## [What you are asked to do]
Set every record down verbatim and omit the pictures.

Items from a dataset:
▼
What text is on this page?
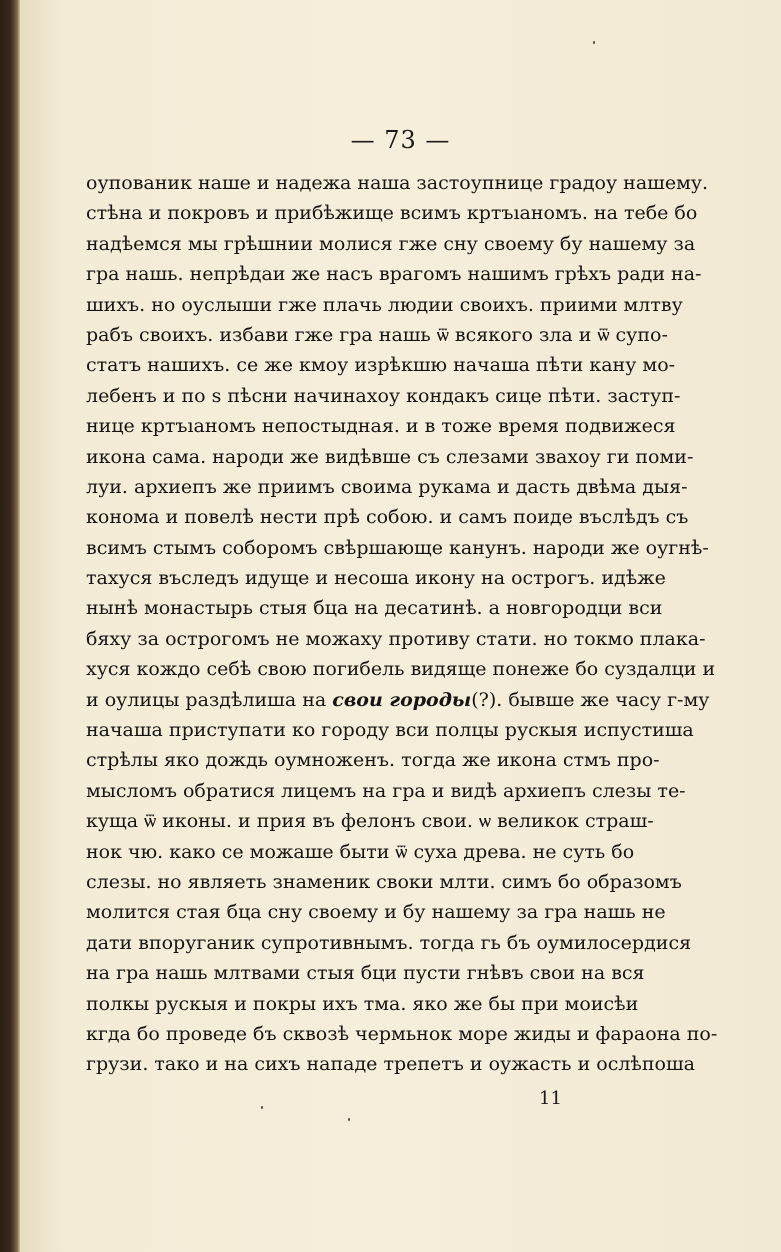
— 73 —
оупованик наше и надежа наша застоупнице градоу нашему.
стѣна и покровъ и прибѣжище всимъ кртъıаномъ. на тебе бо
надѣемся мы грѣшнии молися гже сну своему бу нашему за
гра нашь. непрѣдаи же насъ врагомъ нашимъ грѣхъ ради на-
шихъ. но оуслыши гже плачь людии своихъ. приими млтву
рабъ своихъ. избави гже гра нашь ѿ всякого зла и ѿ супо-
статъ нашихъ. се же кмоу изрѣкшю начаша пѣти кану мо-
лебенъ и по ѕ пѣсни начинахоу кондакъ сице пѣти. заступ-
нице кртъıаномъ непостыдная. и в тоже время подвижеся
икона сама. народи же видѣвше съ слезами звахоу ги поми-
луи. архиепъ же приимъ своима рукама и дасть двѣма дыя-
конома и повелѣ нести прѣ собою. и самъ поиде въслѣдъ съ
всимъ стымъ соборомъ свѣршающе канунъ. народи же оугнѣ-
тахуся въследъ идуще и несоша икону на острогъ. идѣже
нынѣ монастырь стыя бца на десатинѣ. а новгородци вси
бяху за острогомъ не можаху противу стати. но токмо плака-
хуся кождо себѣ свою погибель видяще понеже бо суздалци и
и оулицы раздѣлиша на свои городы(?). бывше же часу г-му
начаша приступати ко городу вси полцы рускыя испустиша
стрѣлы яко дождь оумноженъ. тогда же икона стмъ про-
мысломъ обратися лицемъ на гра и видѣ архиепъ слезы те-
куща ѿ иконы. и прия въ фелонъ свои. ѡ великок страш-
нок чю. како се можаше быти ѿ суха древа. не суть бо
слезы. но являеть знаменик своки млти. симъ бо образомъ
молится стая бца сну своему и бу нашему за гра нашь не
дати впоруганик супротивнымъ. тогда гь бъ оумилосердися
на гра нашь млтвами стыя бци пусти гнѣвъ свои на вся
полкы рускыя и покры ихъ тма. яко же бы при моисѣи
кгда бо проведе бъ сквозѣ чермьнок море жиды и фараона по-
грузи. тако и на сихъ нападе трепетъ и оужасть и ослѣпоша
11
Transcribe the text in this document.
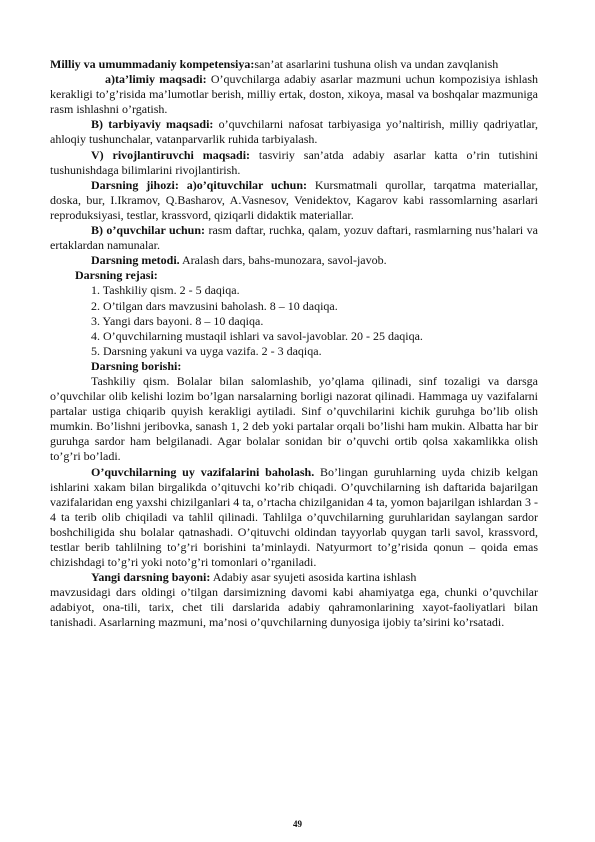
Milliy va umummadaniy kompetensiya:san’at asarlarini tushuna olish va undan zavqlanish

a)ta’limiy maqsadi: O’quvchilarga adabiy asarlar mazmuni uchun kompozisiya ishlash kerakligi to’g’risida ma’lumotlar berish, milliy ertak, doston, xikoya, masal va boshqalar mazmuniga rasm ishlashni o’rgatish.

B) tarbiyaviy maqsadi: o’quvchilarni nafosat tarbiyasiga yo’naltirish, milliy qadriyatlar, ahloqiy tushunchalar, vatanparvarlik ruhida tarbiyalash.

V) rivojlantiruvchi maqsadi: tasviriy san’atda adabiy asarlar katta o’rin tutishini tushunishdaga bilimlarini rivojlantirish.

Darsning jihozi: a)o’qituvchilar uchun: Kursmatmali qurollar, tarqatma materiallar, doska, bur, I.Ikramov, Q.Basharov, A.Vasnesov, Venidektov, Kagarov kabi rassomlarning asarlari reproduksiyasi, testlar, krassvord, qiziqarli didaktik materiallar.

B) o’quvchilar uchun: rasm daftar, ruchka, qalam, yozuv daftari, rasmlarning nus’halari va ertaklardan namunalar.

Darsning metodi. Aralash dars, bahs-munozara, savol-javob.

Darsning rejasi:

1. Tashkiliy qism. 2 - 5 daqiqa.

2. O’tilgan dars mavzusini baholash. 8 – 10 daqiqa.

3. Yangi dars bayoni. 8 – 10 daqiqa.

4. O’quvchilarning mustaqil ishlari va savol-javoblar. 20 - 25 daqiqa.

5. Darsning yakuni va uyga vazifa. 2 - 3 daqiqa.

Darsning borishi:

Tashkiliy qism. Bolalar bilan salomlashib, yo’qlama qilinadi, sinf tozaligi va darsga o’quvchilar olib kelishi lozim bo’lgan narsalarning borligi nazorat qilinadi. Hammaga uy vazifalarni partalar ustiga chiqarib quyish kerakligi aytiladi. Sinf o’quvchilarini kichik guruhga bo’lib olish mumkin. Bo’lishni jeribovka, sanash 1, 2 deb yoki partalar orqali bo’lishi ham mukin. Albatta har bir guruhga sardor ham belgilanadi. Agar bolalar sonidan bir o’quvchi ortib qolsa xakamlikka olish to’g’ri bo’ladi.

O’quvchilarning uy vazifalarini baholash. Bo’lingan guruhlarning uyda chizib kelgan ishlarini xakam bilan birgalikda o’qituvchi ko’rib chiqadi. O’quvchilarning ish daftarida bajarilgan vazifalaridan eng yaxshi chizilganlari 4 ta, o’rtacha chizilganidan 4 ta, yomon bajarilgan ishlardan 3 - 4 ta terib olib chiqiladi va tahlil qilinadi. Tahlilga o’quvchilarning guruhlaridan saylangan sardor boshchiligida shu bolalar qatnashadi. O’qituvchi oldindan tayyorlab quygan tarli savol, krassvord, testlar berib tahlilning to’g’ri borishini ta’minlaydi. Natyurmort to’g’risida qonun – qoida emas chizishdagi to’g’ri yoki noto’g’ri tomonlari o’rganiladi.

Yangi darsning bayoni: Adabiy asar syujeti asosida kartina ishlash

mavzusidagi dars oldingi o’tilgan darsimizning davomi kabi ahamiyatga ega, chunki o’quvchilar adabiyot, ona-tili, tarix, chet tili darslarida adabiy qahramonlarining xayot-faoliyatlari bilan tanishadi. Asarlarning mazmuni, ma’nosi o’quvchilarning dunyosiga ijobiy ta’sirini ko’rsatadi.

49
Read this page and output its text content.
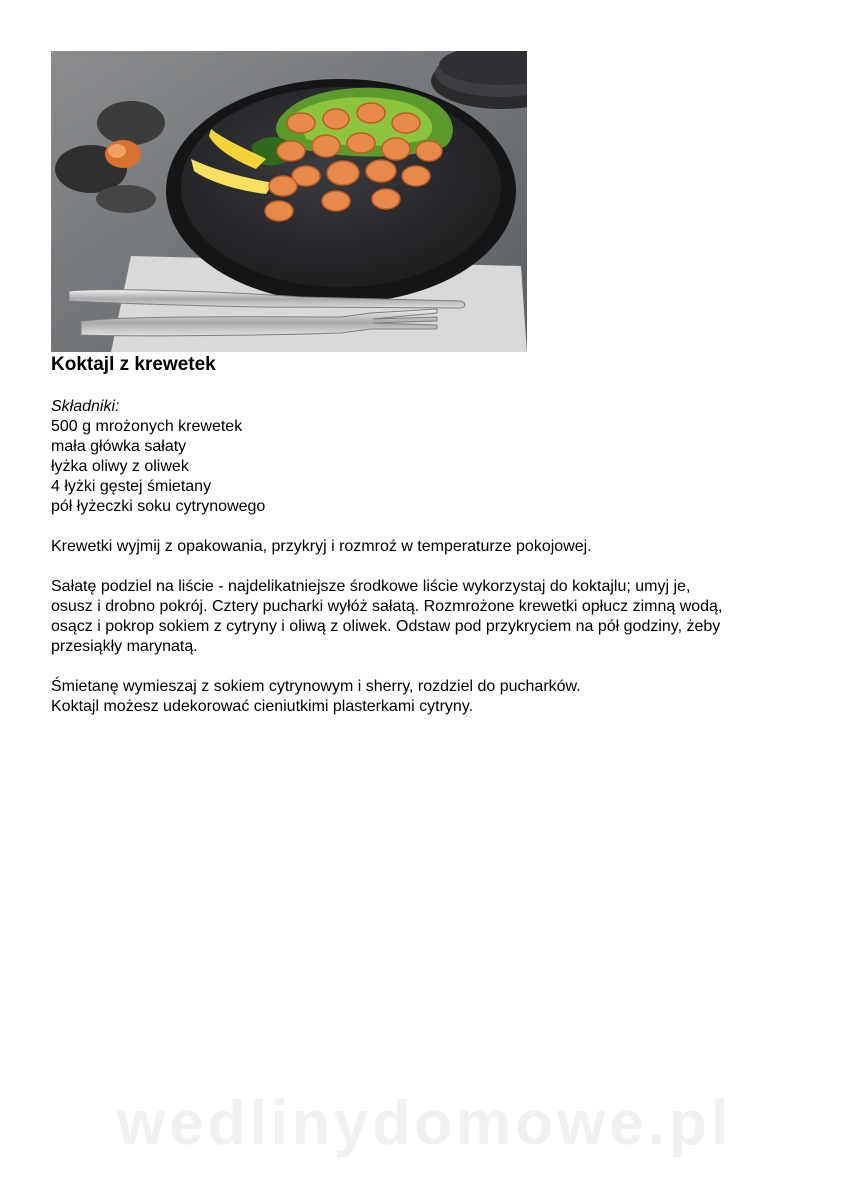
Koktajl z krewetek

Składniki:

500 g mrożonych krewetek
mała główka sałaty
łyżka oliwy z oliwek
4 łyżki gęstej śmietany
pół łyżeczki soku cytrynowego

Krewetki wyjmij z opakowania, przykryj i rozmroź w temperaturze pokojowej.

Sałatę podziel na liście - najdelikatniejsze środkowe liście wykorzystaj do koktajlu; umyj je,

osusz i drobno pokrój. Cztery pucharki wyłóż sałatą. Rozmrożone krewetki opłucz zimną wodą,

osącz i pokrop sokiem z cytryny i oliwą z oliwek. Odstaw pod przykryciem na pół godziny, żeby

przesiąkły marynatą.

Śmietanę wymieszaj z sokiem cytrynowym i sherry, rozdziel do pucharków.

Koktajl możesz udekorować cieniutkimi plasterkami cytryny.

wedlinydomowe.pl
▲
## [Result of this exercise]
What text is on this page?
— 73 —
оупованик наше и надежа наша застоупнице градоу нашему.
стѣна и покровъ и прибѣжище всимъ кртъıаномъ. на тебе бо
надѣемся мы грѣшнии молися гже сну своему бу нашему за
гра нашь. непрѣдаи же насъ врагомъ нашимъ грѣхъ ради на-
шихъ. но оуслыши гже плачь людии своихъ. приими млтву
рабъ своихъ. избави гже гра нашь ѿ всякого зла и ѿ супо-
статъ нашихъ. се же кмоу изрѣкшю начаша пѣти кану мо-
лебенъ и по ѕ пѣсни начинахоу кондакъ сице пѣти. заступ-
нице кртъıаномъ непостыдная. и в тоже время подвижеся
икона сама. народи же видѣвше съ слезами звахоу ги поми-
луи. архиепъ же приимъ своима рукама и дасть двѣма дыя-
конома и повелѣ нести прѣ собою. и самъ поиде въслѣдъ съ
всимъ стымъ соборомъ свѣршающе канунъ. народи же оугнѣ-
тахуся въследъ идуще и несоша икону на острогъ. идѣже
нынѣ монастырь стыя бца на десатинѣ. а новгородци вси
бяху за острогомъ не можаху противу стати. но токмо плака-
хуся кождо себѣ свою погибель видяще понеже бо суздалци и
и оулицы раздѣлиша на свои городы(?). бывше же часу г-му
начаша приступати ко городу вси полцы рускыя испустиша
стрѣлы яко дождь оумноженъ. тогда же икона стмъ про-
мысломъ обратися лицемъ на гра и видѣ архиепъ слезы те-
куща ѿ иконы. и прия въ фелонъ свои. ѡ великок страш-
нок чю. како се можаше быти ѿ суха древа. не суть бо
слезы. но являеть знаменик своки млти. симъ бо образомъ
молится стая бца сну своему и бу нашему за гра нашь не
дати впоруганик супротивнымъ. тогда гь бъ оумилосердися
на гра нашь млтвами стыя бци пусти гнѣвъ свои на вся
полкы рускыя и покры ихъ тма. яко же бы при моисѣи
кгда бо проведе бъ сквозѣ чермьнок море жиды и фараона по-
грузи. тако и на сихъ нападе трепетъ и оужасть и ослѣпоша
11
Transcribe the text in this document.
Milliy va umummadaniy kompetensiya:san’at asarlarini tushuna olish va undan zavqlanish

a)ta’limiy maqsadi: O’quvchilarga adabiy asarlar mazmuni uchun kompozisiya ishlash kerakligi to’g’risida ma’lumotlar berish, milliy ertak, doston, xikoya, masal va boshqalar mazmuniga rasm ishlashni o’rgatish.

B) tarbiyaviy maqsadi: o’quvchilarni nafosat tarbiyasiga yo’naltirish, milliy qadriyatlar, ahloqiy tushunchalar, vatanparvarlik ruhida tarbiyalash.

V) rivojlantiruvchi maqsadi: tasviriy san’atda adabiy asarlar katta o’rin tutishini tushunishdaga bilimlarini rivojlantirish.

Darsning jihozi: a)o’qituvchilar uchun: Kursmatmali qurollar, tarqatma materiallar, doska, bur, I.Ikramov, Q.Basharov, A.Vasnesov, Venidektov, Kagarov kabi rassomlarning asarlari reproduksiyasi, testlar, krassvord, qiziqarli didaktik materiallar.

B) o’quvchilar uchun: rasm daftar, ruchka, qalam, yozuv daftari, rasmlarning nus’halari va ertaklardan namunalar.

Darsning metodi. Aralash dars, bahs-munozara, savol-javob.

Darsning rejasi:

1. Tashkiliy qism. 2 - 5 daqiqa.

2. O’tilgan dars mavzusini baholash. 8 – 10 daqiqa.

3. Yangi dars bayoni. 8 – 10 daqiqa.

4. O’quvchilarning mustaqil ishlari va savol-javoblar. 20 - 25 daqiqa.

5. Darsning yakuni va uyga vazifa. 2 - 3 daqiqa.

Darsning borishi:

Tashkiliy qism. Bolalar bilan salomlashib, yo’qlama qilinadi, sinf tozaligi va darsga o’quvchilar olib kelishi lozim bo’lgan narsalarning borligi nazorat qilinadi. Hammaga uy vazifalarni partalar ustiga chiqarib quyish kerakligi aytiladi. Sinf o’quvchilarini kichik guruhga bo’lib olish mumkin. Bo’lishni jeribovka, sanash 1, 2 deb yoki partalar orqali bo’lishi ham mukin. Albatta har bir guruhga sardor ham belgilanadi. Agar bolalar sonidan bir o’quvchi ortib qolsa xakamlikka olish to’g’ri bo’ladi.

O’quvchilarning uy vazifalarini baholash. Bo’lingan guruhlarning uyda chizib kelgan ishlarini xakam bilan birgalikda o’qituvchi ko’rib chiqadi. O’quvchilarning ish daftarida bajarilgan vazifalaridan eng yaxshi chizilganlari 4 ta, o’rtacha chizilganidan 4 ta, yomon bajarilgan ishlardan 3 - 4 ta terib olib chiqiladi va tahlil qilinadi. Tahlilga o’quvchilarning guruhlaridan saylangan sardor boshchiligida shu bolalar qatnashadi. O’qituvchi oldindan tayyorlab quygan tarli savol, krassvord, testlar berib tahlilning to’g’ri borishini ta’minlaydi. Natyurmort to’g’risida qonun – qoida emas chizishdagi to’g’ri yoki noto’g’ri tomonlari o’rganiladi.

Yangi darsning bayoni: Adabiy asar syujeti asosida kartina ishlash

mavzusidagi dars oldingi o’tilgan darsimizning davomi kabi ahamiyatga ega, chunki o’quvchilar adabiyot, ona-tili, tarix, chet tili darslarida adabiy qahramonlarining xayot-faoliyatlari bilan tanishadi. Asarlarning mazmuni, ma’nosi o’quvchilarning dunyosiga ijobiy ta’sirini ko’rsatadi.

49
Read this page and output its text content.
Koktajl z krewetek

Składniki:

500 g mrożonych krewetek
mała główka sałaty
łyżka oliwy z oliwek
4 łyżki gęstej śmietany
pół łyżeczki soku cytrynowego

Krewetki wyjmij z opakowania, przykryj i rozmroź w temperaturze pokojowej.

Sałatę podziel na liście - najdelikatniejsze środkowe liście wykorzystaj do koktajlu; umyj je,

osusz i drobno pokrój. Cztery pucharki wyłóż sałatą. Rozmrożone krewetki opłucz zimną wodą,

osącz i pokrop sokiem z cytryny i oliwą z oliwek. Odstaw pod przykryciem na pół godziny, żeby

przesiąkły marynatą.

Śmietanę wymieszaj z sokiem cytrynowym i sherry, rozdziel do pucharków.

Koktajl możesz udekorować cieniutkimi plasterkami cytryny.

wedlinydomowe.pl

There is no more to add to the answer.